Each record needs to be echoed exactly; can you do that?

====

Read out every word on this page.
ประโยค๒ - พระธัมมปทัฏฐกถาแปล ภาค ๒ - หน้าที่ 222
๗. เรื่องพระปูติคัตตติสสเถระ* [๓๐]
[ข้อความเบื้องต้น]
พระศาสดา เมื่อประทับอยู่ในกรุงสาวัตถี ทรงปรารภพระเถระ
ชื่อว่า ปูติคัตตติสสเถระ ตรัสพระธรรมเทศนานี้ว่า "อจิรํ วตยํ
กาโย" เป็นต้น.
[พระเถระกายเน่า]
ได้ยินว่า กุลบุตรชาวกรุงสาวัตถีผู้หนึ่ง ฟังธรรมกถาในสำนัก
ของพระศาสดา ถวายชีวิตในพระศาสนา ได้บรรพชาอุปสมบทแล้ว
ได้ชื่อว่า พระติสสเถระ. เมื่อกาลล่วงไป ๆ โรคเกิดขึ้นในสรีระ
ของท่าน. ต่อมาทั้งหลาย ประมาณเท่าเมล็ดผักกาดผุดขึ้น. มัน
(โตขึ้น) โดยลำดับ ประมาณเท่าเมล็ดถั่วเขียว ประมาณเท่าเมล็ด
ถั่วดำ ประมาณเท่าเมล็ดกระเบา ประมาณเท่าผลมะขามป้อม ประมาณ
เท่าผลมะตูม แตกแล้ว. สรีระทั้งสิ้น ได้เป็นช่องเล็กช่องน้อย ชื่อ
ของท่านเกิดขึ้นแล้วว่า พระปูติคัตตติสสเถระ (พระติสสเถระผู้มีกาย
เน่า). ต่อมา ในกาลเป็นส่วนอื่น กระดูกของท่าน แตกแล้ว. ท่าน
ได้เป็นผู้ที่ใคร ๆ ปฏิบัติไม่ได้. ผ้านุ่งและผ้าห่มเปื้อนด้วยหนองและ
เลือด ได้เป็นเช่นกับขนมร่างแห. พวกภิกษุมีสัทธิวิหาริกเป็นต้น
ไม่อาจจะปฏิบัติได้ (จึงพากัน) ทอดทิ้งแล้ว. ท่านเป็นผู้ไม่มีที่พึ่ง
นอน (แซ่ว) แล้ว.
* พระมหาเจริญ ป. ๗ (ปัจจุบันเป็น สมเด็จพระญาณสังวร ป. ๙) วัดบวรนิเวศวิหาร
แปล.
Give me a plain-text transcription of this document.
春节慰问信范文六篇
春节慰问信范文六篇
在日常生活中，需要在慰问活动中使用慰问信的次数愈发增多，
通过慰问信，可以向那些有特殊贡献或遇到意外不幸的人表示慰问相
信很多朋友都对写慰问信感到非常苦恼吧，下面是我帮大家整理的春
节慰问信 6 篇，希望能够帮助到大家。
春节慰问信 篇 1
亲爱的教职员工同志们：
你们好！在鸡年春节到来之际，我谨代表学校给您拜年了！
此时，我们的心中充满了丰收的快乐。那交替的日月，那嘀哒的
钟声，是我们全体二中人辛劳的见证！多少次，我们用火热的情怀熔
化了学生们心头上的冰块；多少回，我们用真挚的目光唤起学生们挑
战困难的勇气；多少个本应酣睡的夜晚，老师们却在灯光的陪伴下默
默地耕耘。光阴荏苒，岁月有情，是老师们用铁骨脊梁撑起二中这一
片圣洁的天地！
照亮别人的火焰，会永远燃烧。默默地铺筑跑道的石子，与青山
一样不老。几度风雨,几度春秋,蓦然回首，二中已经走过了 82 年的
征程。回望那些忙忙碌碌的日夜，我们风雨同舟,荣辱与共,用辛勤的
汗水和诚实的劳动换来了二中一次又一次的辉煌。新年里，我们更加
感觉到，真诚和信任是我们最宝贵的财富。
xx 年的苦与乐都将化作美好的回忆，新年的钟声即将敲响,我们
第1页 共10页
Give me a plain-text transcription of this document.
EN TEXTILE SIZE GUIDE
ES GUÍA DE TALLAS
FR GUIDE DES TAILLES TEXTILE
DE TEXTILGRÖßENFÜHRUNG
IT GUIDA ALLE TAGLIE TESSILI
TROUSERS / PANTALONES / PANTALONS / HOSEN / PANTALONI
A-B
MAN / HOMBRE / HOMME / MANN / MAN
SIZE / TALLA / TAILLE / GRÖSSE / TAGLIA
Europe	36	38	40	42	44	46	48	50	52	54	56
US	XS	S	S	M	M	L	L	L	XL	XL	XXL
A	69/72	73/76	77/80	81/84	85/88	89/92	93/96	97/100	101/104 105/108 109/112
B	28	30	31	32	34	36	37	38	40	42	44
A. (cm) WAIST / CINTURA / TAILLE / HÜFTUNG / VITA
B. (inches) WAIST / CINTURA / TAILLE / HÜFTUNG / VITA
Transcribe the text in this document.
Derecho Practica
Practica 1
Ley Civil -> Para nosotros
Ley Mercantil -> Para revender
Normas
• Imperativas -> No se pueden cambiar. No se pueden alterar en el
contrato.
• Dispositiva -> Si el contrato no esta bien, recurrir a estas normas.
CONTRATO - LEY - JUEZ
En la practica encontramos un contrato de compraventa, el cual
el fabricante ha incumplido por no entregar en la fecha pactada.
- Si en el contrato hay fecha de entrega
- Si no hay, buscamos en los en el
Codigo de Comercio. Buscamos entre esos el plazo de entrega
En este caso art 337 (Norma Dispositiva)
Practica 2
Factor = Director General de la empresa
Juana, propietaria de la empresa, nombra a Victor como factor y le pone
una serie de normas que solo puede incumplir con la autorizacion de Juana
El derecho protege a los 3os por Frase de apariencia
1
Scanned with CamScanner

====

**WORKED ANSWER:**
Read out every word on this page.
ประโยค๒ - พระธัมมปทัฏฐกถาแปล ภาค ๒ - หน้าที่ 222
๗. เรื่องพระปูติคัตตติสสเถระ* [๓๐]
[ข้อความเบื้องต้น]
พระศาสดา เมื่อประทับอยู่ในกรุงสาวัตถี ทรงปรารภพระเถระ
ชื่อว่า ปูติคัตตติสสเถระ ตรัสพระธรรมเทศนานี้ว่า "อจิรํ วตยํ
กาโย" เป็นต้น.
[พระเถระกายเน่า]
ได้ยินว่า กุลบุตรชาวกรุงสาวัตถีผู้หนึ่ง ฟังธรรมกถาในสำนัก
ของพระศาสดา ถวายชีวิตในพระศาสนา ได้บรรพชาอุปสมบทแล้ว
ได้ชื่อว่า พระติสสเถระ. เมื่อกาลล่วงไป ๆ โรคเกิดขึ้นในสรีระ
ของท่าน. ต่อมาทั้งหลาย ประมาณเท่าเมล็ดผักกาดผุดขึ้น. มัน
(โตขึ้น) โดยลำดับ ประมาณเท่าเมล็ดถั่วเขียว ประมาณเท่าเมล็ด
ถั่วดำ ประมาณเท่าเมล็ดกระเบา ประมาณเท่าผลมะขามป้อม ประมาณ
เท่าผลมะตูม แตกแล้ว. สรีระทั้งสิ้น ได้เป็นช่องเล็กช่องน้อย ชื่อ
ของท่านเกิดขึ้นแล้วว่า พระปูติคัตตติสสเถระ (พระติสสเถระผู้มีกาย
เน่า). ต่อมา ในกาลเป็นส่วนอื่น กระดูกของท่าน แตกแล้ว. ท่าน
ได้เป็นผู้ที่ใคร ๆ ปฏิบัติไม่ได้. ผ้านุ่งและผ้าห่มเปื้อนด้วยหนองและ
เลือด ได้เป็นเช่นกับขนมร่างแห. พวกภิกษุมีสัทธิวิหาริกเป็นต้น
ไม่อาจจะปฏิบัติได้ (จึงพากัน) ทอดทิ้งแล้ว. ท่านเป็นผู้ไม่มีที่พึ่ง
นอน (แซ่ว) แล้ว.
* พระมหาเจริญ ป. ๗ (ปัจจุบันเป็น สมเด็จพระญาณสังวร ป. ๙) วัดบวรนิเวศวิหาร
แปล.
Give me a plain-text transcription of this document.
春节慰问信范文六篇
春节慰问信范文六篇
在日常生活中，需要在慰问活动中使用慰问信的次数愈发增多，
通过慰问信，可以向那些有特殊贡献或遇到意外不幸的人表示慰问相
信很多朋友都对写慰问信感到非常苦恼吧，下面是我帮大家整理的春
节慰问信 6 篇，希望能够帮助到大家。
春节慰问信 篇 1
亲爱的教职员工同志们：
你们好！在鸡年春节到来之际，我谨代表学校给您拜年了！
此时，我们的心中充满了丰收的快乐。那交替的日月，那嘀哒的
钟声，是我们全体二中人辛劳的见证！多少次，我们用火热的情怀熔
化了学生们心头上的冰块；多少回，我们用真挚的目光唤起学生们挑
战困难的勇气；多少个本应酣睡的夜晚，老师们却在灯光的陪伴下默
默地耕耘。光阴荏苒，岁月有情，是老师们用铁骨脊梁撑起二中这一
片圣洁的天地！
照亮别人的火焰，会永远燃烧。默默地铺筑跑道的石子，与青山
一样不老。几度风雨,几度春秋,蓦然回首，二中已经走过了 82 年的
征程。回望那些忙忙碌碌的日夜，我们风雨同舟,荣辱与共,用辛勤的
汗水和诚实的劳动换来了二中一次又一次的辉煌。新年里，我们更加
感觉到，真诚和信任是我们最宝贵的财富。
xx 年的苦与乐都将化作美好的回忆，新年的钟声即将敲响,我们
第1页 共10页
Give me a plain-text transcription of this document.
EN TEXTILE SIZE GUIDE
ES GUÍA DE TALLAS
FR GUIDE DES TAILLES TEXTILE
DE TEXTILGRÖßENFÜHRUNG
IT GUIDA ALLE TAGLIE TESSILI
TROUSERS / PANTALONES / PANTALONS / HOSEN / PANTALONI
A-B
MAN / HOMBRE / HOMME / MANN / MAN
SIZE / TALLA / TAILLE / GRÖSSE / TAGLIA
Europe	36	38	40	42	44	46	48	50	52	54	56
US	XS	S	S	M	M	L	L	L	XL	XL	XXL
A	69/72	73/76	77/80	81/84	85/88	89/92	93/96	97/100	101/104 105/108 109/112
B	28	30	31	32	34	36	37	38	40	42	44
A. (cm) WAIST / CINTURA / TAILLE / HÜFTUNG / VITA
B. (inches) WAIST / CINTURA / TAILLE / HÜFTUNG / VITA
Transcribe the text in this document.
Derecho Practica
Practica 1
Ley Civil -> Para nosotros
Ley Mercantil -> Para revender
Normas
• Imperativas -> No se pueden cambiar. No se pueden alterar en el
contrato.
• Dispositiva -> Si el contrato no esta bien, recurrir a estas normas.
CONTRATO - LEY - JUEZ
En la practica encontramos un contrato de compraventa, el cual
el fabricante ha incumplido por no entregar en la fecha pactada.
- Si en el contrato hay fecha de entrega
- Si no hay, buscamos en los en el
Codigo de Comercio. Buscamos entre esos el plazo de entrega
En este caso art 337 (Norma Dispositiva)
Practica 2
Factor = Director General de la empresa
Juana, propietaria de la empresa, nombra a Victor como factor y le pone
una serie de normas que solo puede incumplir con la autorizacion de Juana
El derecho protege a los 3os por Frase de apariencia
1
Scanned with CamScanner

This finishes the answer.